--- Begin ENTRIES SHOWN ---

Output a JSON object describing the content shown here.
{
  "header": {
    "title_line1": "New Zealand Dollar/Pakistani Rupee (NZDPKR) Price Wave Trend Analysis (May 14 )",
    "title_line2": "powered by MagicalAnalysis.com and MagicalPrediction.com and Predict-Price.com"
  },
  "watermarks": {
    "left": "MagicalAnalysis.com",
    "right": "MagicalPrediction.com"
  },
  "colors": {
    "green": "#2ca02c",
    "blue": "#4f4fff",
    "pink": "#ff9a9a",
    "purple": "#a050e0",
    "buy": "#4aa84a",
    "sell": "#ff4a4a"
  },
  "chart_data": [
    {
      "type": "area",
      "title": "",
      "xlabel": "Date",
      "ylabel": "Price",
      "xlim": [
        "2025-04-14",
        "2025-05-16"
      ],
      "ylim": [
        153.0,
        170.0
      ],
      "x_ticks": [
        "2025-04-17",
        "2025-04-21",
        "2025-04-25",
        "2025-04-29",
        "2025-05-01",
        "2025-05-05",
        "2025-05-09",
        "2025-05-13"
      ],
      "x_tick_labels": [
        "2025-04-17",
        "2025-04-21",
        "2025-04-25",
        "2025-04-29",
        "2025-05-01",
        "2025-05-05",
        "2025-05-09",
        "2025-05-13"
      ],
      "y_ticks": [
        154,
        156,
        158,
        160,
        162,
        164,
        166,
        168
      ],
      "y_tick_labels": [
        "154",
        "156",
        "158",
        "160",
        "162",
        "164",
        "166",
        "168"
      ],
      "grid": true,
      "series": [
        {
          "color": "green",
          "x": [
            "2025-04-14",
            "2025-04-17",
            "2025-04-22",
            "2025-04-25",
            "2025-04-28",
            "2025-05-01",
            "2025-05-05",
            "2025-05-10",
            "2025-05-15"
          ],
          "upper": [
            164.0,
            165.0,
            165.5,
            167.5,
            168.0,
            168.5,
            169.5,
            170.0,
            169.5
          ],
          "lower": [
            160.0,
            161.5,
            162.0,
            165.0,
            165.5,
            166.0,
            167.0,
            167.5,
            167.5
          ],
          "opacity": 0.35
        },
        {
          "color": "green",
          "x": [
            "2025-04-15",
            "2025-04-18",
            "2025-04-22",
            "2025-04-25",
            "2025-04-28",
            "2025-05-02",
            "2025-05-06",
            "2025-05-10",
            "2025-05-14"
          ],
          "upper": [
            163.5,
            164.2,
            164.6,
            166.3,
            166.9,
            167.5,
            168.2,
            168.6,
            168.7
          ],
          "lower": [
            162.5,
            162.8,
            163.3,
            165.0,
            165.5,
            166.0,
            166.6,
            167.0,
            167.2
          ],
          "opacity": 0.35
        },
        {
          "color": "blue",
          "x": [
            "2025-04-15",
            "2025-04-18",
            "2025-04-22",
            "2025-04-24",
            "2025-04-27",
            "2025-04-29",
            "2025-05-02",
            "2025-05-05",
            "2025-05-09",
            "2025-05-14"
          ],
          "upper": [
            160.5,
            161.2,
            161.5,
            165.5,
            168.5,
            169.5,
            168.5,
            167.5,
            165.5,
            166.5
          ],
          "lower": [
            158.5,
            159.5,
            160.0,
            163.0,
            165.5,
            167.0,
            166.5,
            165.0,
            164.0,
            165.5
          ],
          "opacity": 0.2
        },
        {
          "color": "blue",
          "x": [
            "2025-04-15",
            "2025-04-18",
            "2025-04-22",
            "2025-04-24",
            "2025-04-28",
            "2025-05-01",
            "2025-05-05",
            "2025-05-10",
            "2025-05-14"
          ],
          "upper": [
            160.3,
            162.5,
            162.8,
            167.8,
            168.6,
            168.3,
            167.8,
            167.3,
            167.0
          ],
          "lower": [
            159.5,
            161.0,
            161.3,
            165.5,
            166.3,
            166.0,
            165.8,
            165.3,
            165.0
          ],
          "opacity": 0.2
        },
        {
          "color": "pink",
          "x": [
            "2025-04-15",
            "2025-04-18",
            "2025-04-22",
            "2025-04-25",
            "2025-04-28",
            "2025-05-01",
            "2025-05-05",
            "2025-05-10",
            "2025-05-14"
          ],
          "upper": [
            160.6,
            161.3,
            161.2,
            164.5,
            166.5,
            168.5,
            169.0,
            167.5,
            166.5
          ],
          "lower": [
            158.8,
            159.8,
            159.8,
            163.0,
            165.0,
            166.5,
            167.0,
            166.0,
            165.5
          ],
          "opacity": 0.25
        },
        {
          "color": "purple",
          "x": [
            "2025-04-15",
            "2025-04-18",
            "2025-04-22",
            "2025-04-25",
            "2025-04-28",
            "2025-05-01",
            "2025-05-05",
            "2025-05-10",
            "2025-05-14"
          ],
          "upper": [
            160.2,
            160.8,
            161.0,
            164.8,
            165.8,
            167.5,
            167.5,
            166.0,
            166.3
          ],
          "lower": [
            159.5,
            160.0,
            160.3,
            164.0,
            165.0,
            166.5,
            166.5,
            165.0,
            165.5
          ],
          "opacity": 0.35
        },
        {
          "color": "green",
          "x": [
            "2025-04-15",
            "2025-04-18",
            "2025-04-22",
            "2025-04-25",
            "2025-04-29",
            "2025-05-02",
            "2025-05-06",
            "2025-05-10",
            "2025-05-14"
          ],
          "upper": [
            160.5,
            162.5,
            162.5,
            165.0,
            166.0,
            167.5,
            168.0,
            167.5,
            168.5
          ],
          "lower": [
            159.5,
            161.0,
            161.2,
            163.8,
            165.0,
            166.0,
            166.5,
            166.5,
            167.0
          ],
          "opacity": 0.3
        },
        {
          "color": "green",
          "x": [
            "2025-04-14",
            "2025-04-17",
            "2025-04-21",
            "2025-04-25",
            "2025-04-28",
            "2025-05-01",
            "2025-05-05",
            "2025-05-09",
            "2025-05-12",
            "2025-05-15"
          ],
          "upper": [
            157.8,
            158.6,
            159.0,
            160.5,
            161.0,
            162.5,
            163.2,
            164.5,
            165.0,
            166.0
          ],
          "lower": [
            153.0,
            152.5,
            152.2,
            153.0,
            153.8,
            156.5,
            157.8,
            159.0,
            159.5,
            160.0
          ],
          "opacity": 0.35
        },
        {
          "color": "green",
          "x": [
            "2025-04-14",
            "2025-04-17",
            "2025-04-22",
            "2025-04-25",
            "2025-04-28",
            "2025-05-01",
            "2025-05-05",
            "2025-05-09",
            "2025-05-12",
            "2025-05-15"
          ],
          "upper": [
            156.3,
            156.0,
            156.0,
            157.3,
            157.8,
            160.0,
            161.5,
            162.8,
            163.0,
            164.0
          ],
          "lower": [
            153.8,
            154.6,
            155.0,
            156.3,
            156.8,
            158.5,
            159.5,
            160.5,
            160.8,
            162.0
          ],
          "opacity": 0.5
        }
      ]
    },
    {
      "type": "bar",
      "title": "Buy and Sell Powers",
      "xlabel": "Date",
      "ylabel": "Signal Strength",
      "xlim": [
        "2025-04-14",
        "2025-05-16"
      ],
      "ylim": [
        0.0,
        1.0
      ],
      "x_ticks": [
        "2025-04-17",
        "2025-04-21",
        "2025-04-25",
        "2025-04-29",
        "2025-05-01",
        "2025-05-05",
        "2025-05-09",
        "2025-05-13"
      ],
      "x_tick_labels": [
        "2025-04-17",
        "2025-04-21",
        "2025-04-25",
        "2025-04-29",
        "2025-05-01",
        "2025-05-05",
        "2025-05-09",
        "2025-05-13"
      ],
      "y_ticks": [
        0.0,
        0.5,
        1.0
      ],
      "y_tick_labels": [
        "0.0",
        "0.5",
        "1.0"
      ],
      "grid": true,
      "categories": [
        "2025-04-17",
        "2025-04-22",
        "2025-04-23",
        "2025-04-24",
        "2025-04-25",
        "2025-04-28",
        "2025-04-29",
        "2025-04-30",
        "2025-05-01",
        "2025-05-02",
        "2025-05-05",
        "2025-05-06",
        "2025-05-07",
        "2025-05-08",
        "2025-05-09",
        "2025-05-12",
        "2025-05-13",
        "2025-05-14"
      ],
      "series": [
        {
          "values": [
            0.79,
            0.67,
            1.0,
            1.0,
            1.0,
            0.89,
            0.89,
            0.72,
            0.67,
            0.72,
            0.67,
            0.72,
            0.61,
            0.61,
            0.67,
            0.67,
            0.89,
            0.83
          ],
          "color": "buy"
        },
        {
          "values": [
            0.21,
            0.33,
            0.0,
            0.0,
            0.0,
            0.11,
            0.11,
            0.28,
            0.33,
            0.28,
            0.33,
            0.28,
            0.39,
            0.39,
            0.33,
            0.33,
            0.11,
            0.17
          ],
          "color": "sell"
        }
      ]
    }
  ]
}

--- End ENTRIES SHOWN ---

# [TO DO]
Gather from the entries above all lines that include the string "Price".

# [RESPONSE FOR THIS EXERCISE]
    "title_line1": "New Zealand Dollar/Pakistani Rupee (NZDPKR) Price Wave Trend Analysis (May 14 )",
    "title_line2": "powered by MagicalAnalysis.com and MagicalPrediction.com and Predict-Price.com"
      "ylabel": "Price",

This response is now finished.